= WRITTEN PROBLEM =
Nothing may be dropped or altered: reproduce all the data.

==== INFORMATION SHOWN

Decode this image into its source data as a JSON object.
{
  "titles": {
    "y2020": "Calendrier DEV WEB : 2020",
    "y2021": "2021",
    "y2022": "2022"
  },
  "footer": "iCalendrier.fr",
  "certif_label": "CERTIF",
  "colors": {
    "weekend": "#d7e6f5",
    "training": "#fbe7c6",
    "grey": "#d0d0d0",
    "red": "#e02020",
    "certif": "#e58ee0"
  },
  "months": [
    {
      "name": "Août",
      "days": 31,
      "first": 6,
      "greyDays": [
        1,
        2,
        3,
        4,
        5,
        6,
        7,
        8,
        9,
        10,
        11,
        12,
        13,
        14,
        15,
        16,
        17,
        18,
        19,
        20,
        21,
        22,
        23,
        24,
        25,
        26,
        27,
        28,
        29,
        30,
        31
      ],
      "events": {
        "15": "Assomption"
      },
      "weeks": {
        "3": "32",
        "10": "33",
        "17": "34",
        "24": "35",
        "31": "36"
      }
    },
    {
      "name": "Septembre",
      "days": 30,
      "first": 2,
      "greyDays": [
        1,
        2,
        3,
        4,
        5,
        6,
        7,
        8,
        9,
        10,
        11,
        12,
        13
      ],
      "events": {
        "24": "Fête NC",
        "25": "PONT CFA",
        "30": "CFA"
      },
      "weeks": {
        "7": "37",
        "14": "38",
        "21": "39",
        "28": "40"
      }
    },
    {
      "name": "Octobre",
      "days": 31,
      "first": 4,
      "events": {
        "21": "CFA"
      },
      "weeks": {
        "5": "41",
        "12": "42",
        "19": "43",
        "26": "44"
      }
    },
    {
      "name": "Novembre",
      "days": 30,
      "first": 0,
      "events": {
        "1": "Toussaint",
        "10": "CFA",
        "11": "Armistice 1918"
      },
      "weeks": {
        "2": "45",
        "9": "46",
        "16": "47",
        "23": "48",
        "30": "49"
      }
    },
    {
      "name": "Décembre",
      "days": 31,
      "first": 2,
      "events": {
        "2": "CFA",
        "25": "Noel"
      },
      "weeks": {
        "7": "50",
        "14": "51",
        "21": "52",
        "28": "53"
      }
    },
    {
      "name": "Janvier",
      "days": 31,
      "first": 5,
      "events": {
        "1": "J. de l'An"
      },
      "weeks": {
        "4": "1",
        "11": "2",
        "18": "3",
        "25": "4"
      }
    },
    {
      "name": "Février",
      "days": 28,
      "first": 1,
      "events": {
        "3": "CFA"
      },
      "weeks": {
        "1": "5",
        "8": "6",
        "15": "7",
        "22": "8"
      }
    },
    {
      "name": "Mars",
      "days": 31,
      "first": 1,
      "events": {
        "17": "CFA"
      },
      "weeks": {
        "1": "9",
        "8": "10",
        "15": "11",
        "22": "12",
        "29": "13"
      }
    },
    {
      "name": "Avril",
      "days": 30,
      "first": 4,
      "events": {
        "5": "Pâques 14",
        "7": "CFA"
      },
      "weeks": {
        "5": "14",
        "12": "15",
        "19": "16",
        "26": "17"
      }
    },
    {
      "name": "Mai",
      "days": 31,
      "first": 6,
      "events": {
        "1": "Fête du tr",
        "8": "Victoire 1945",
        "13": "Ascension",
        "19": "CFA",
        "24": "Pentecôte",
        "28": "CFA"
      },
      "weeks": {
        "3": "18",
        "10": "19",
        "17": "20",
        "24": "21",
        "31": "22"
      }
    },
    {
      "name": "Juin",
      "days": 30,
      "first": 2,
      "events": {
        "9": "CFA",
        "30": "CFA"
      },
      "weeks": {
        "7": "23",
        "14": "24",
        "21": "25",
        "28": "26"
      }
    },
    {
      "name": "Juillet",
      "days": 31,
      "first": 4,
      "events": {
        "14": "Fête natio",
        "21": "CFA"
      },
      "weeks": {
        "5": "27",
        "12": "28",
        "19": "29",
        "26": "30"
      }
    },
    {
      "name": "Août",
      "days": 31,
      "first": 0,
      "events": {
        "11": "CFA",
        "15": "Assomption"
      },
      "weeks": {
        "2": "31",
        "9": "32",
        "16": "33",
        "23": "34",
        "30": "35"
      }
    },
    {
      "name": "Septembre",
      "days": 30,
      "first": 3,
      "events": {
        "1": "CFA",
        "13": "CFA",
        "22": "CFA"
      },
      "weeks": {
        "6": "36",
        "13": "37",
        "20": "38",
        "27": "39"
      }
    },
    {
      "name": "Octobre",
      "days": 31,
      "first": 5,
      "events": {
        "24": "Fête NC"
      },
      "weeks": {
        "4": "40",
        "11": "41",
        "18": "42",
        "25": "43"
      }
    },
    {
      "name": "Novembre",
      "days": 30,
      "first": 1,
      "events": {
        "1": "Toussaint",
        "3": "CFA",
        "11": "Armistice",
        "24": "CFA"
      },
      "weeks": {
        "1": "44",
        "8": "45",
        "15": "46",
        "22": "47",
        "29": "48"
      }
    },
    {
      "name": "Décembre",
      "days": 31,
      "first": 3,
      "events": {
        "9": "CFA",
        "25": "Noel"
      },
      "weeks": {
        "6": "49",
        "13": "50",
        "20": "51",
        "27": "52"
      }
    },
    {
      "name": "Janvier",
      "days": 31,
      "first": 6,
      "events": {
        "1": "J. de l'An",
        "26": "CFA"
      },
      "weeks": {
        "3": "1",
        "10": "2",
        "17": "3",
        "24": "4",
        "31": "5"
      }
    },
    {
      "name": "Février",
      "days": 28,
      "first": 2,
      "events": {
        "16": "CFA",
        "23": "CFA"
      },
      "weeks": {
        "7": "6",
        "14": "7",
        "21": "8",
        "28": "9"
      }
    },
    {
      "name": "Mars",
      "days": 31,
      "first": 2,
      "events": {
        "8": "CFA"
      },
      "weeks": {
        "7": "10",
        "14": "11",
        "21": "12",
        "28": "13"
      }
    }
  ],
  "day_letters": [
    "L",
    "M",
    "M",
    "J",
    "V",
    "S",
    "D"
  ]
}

========

= EXPECTED ANSWER =
Decode this image into its source data as a JSON object.
{
  "titles": {
    "y2020": "Calendrier DEV WEB : 2020",
    "y2021": "2021",
    "y2022": "2022"
  },
  "footer": "iCalendrier.fr",
  "certif_label": "CERTIF",
  "colors": {
    "weekend": "#d7e6f5",
    "training": "#fbe7c6",
    "grey": "#d0d0d0",
    "red": "#e02020",
    "certif": "#e58ee0"
  },
  "months": [
    {
      "name": "Août",
      "days": 31,
      "first": 6,
      "greyDays": [
        1,
        2,
        3,
        4,
        5,
        6,
        7,
        8,
        9,
        10,
        11,
        12,
        13,
        14,
        15,
        16,
        17,
        18,
        19,
        20,
        21,
        22,
        23,
        24,
        25,
        26,
        27,
        28,
        29,
        30,
        31
      ],
      "events": {
        "15": "Assomption"
      },
      "weeks": {
        "3": "32",
        "10": "33",
        "17": "34",
        "24": "35",
        "31": "36"
      }
    },
    {
      "name": "Septembre",
      "days": 30,
      "first": 2,
      "greyDays": [
        1,
        2,
        3,
        4,
        5,
        6,
        7,
        8,
        9,
        10,
        11,
        12,
        13
      ],
      "events": {
        "24": "Fête NC",
        "25": "PONT CFA",
        "30": "CFA"
      },
      "weeks": {
        "7": "37",
        "14": "38",
        "21": "39",
        "28": "40"
      }
    },
    {
      "name": "Octobre",
      "days": 31,
      "first": 4,
      "events": {
        "21": "CFA"
      },
      "weeks": {
        "5": "41",
        "12": "42",
        "19": "43",
        "26": "44"
      }
    },
    {
      "name": "Novembre",
      "days": 30,
      "first": 0,
      "events": {
        "1": "Toussaint",
        "10": "CFA",
        "11": "Armistice 1918"
      },
      "weeks": {
        "2": "45",
        "9": "46",
        "16": "47",
        "23": "48",
        "30": "49"
      }
    },
    {
      "name": "Décembre",
      "days": 31,
      "first": 2,
      "events": {
        "2": "CFA",
        "25": "Noel"
      },
      "weeks": {
        "7": "50",
        "14": "51",
        "21": "52",
        "28": "53"
      }
    },
    {
      "name": "Janvier",
      "days": 31,
      "first": 5,
      "events": {
        "1": "J. de l'An"
      },
      "weeks": {
        "4": "1",
        "11": "2",
        "18": "3",
        "25": "4"
      }
    },
    {
      "name": "Février",
      "days": 28,
      "first": 1,
      "events": {
        "3": "CFA"
      },
      "weeks": {
        "1": "5",
        "8": "6",
        "15": "7",
        "22": "8"
      }
    },
    {
      "name": "Mars",
      "days": 31,
      "first": 1,
      "events": {
        "17": "CFA"
      },
      "weeks": {
        "1": "9",
        "8": "10",
        "15": "11",
        "22": "12",
        "29": "13"
      }
    },
    {
      "name": "Avril",
      "days": 30,
      "first": 4,
      "events": {
        "5": "Pâques 14",
        "7": "CFA"
      },
      "weeks": {
        "5": "14",
        "12": "15",
        "19": "16",
        "26": "17"
      }
    },
    {
      "name": "Mai",
      "days": 31,
      "first": 6,
      "events": {
        "1": "Fête du tr",
        "8": "Victoire 1945",
        "13": "Ascension",
        "19": "CFA",
        "24": "Pentecôte",
        "28": "CFA"
      },
      "weeks": {
        "3": "18",
        "10": "19",
        "17": "20",
        "24": "21",
        "31": "22"
      }
    },
    {
      "name": "Juin",
      "days": 30,
      "first": 2,
      "events": {
        "9": "CFA",
        "30": "CFA"
      },
      "weeks": {
        "7": "23",
        "14": "24",
        "21": "25",
        "28": "26"
      }
    },
    {
      "name": "Juillet",
      "days": 31,
      "first": 4,
      "events": {
        "14": "Fête natio",
        "21": "CFA"
      },
      "weeks": {
        "5": "27",
        "12": "28",
        "19": "29",
        "26": "30"
      }
    },
    {
      "name": "Août",
      "days": 31,
      "first": 0,
      "events": {
        "11": "CFA",
        "15": "Assomption"
      },
      "weeks": {
        "2": "31",
        "9": "32",
        "16": "33",
        "23": "34",
        "30": "35"
      }
    },
    {
      "name": "Septembre",
      "days": 30,
      "first": 3,
      "events": {
        "1": "CFA",
        "13": "CFA",
        "22": "CFA"
      },
      "weeks": {
        "6": "36",
        "13": "37",
        "20": "38",
        "27": "39"
      }
    },
    {
      "name": "Octobre",
      "days": 31,
      "first": 5,
      "events": {
        "24": "Fête NC"
      },
      "weeks": {
        "4": "40",
        "11": "41",
        "18": "42",
        "25": "43"
      }
    },
    {
      "name": "Novembre",
      "days": 30,
      "first": 1,
      "events": {
        "1": "Toussaint",
        "3": "CFA",
        "11": "Armistice",
        "24": "CFA"
      },
      "weeks": {
        "1": "44",
        "8": "45",
        "15": "46",
        "22": "47",
        "29": "48"
      }
    },
    {
      "name": "Décembre",
      "days": 31,
      "first": 3,
      "events": {
        "9": "CFA",
        "25": "Noel"
      },
      "weeks": {
        "6": "49",
        "13": "50",
        "20": "51",
        "27": "52"
      }
    },
    {
      "name": "Janvier",
      "days": 31,
      "first": 6,
      "events": {
        "1": "J. de l'An",
        "26": "CFA"
      },
      "weeks": {
        "3": "1",
        "10": "2",
        "17": "3",
        "24": "4",
        "31": "5"
      }
    },
    {
      "name": "Février",
      "days": 28,
      "first": 2,
      "events": {
        "16": "CFA",
        "23": "CFA"
      },
      "weeks": {
        "7": "6",
        "14": "7",
        "21": "8",
        "28": "9"
      }
    },
    {
      "name": "Mars",
      "days": 31,
      "first": 2,
      "events": {
        "8": "CFA"
      },
      "weeks": {
        "7": "10",
        "14": "11",
        "21": "12",
        "28": "13"
      }
    }
  ],
  "day_letters": [
    "L",
    "M",
    "M",
    "J",
    "V",
    "S",
    "D"
  ]
}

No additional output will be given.